[Dataset listings of figures]
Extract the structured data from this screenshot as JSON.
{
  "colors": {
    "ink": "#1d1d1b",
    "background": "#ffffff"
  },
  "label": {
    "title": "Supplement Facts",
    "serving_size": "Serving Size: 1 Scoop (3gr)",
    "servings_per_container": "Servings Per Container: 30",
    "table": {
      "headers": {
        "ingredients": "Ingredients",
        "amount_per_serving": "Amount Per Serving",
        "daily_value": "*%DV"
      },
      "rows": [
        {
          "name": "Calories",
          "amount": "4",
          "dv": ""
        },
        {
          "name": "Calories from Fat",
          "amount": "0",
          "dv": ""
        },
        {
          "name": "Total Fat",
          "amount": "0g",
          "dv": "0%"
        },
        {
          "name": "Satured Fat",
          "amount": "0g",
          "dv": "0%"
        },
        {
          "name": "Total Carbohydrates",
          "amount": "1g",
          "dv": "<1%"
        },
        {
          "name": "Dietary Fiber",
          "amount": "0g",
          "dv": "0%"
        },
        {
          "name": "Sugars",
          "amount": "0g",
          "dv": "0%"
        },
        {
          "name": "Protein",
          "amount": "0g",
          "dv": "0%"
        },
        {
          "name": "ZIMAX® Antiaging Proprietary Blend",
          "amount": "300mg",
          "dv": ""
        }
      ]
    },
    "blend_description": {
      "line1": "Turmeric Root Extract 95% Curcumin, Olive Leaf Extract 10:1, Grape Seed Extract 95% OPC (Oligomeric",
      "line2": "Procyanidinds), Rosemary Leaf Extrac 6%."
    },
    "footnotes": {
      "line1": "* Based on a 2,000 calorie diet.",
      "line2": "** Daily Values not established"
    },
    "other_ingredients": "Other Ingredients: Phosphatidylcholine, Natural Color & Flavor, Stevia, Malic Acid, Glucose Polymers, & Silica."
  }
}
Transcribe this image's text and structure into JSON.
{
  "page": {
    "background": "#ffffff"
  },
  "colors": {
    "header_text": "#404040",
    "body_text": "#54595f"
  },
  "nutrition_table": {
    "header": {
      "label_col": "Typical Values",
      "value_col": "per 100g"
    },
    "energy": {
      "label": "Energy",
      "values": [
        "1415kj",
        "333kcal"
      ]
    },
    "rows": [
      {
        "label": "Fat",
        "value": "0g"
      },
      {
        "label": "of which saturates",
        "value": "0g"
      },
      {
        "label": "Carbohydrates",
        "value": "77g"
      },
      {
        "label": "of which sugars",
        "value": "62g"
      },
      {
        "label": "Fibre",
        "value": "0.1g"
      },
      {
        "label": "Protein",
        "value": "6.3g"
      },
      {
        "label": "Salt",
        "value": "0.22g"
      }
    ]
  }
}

Exercise description:
Copy each line of the preceding data that contains the string "Extract".

Answer below:
Extract the structured data from this screenshot as JSON.
      "line1": "Turmeric Root Extract 95% Curcumin, Olive Leaf Extract 10:1, Grape Seed Extract 95% OPC (Oligomeric",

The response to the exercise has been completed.